> [Task instructions] Each of the entries should be retyped precisely as it appears.

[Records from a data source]

_ _ _ _

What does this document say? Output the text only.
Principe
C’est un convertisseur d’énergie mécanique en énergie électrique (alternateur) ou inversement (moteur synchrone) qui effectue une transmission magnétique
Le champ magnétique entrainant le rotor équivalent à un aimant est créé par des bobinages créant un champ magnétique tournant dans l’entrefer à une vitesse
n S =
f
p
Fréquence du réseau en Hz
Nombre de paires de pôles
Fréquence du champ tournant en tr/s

_ _ _ _

> [Answer to this exercise]
What does this document say? Output the text only.
Principe
C’est un convertisseur d’énergie mécanique en énergie électrique (alternateur) ou inversement (moteur synchrone) qui effectue une transmission magnétique
Le champ magnétique entrainant le rotor équivalent à un aimant est créé par des bobinages créant un champ magnétique tournant dans l’entrefer à une vitesse
n S =
f
p
Fréquence du réseau en Hz
Nombre de paires de pôles
Fréquence du champ tournant en tr/s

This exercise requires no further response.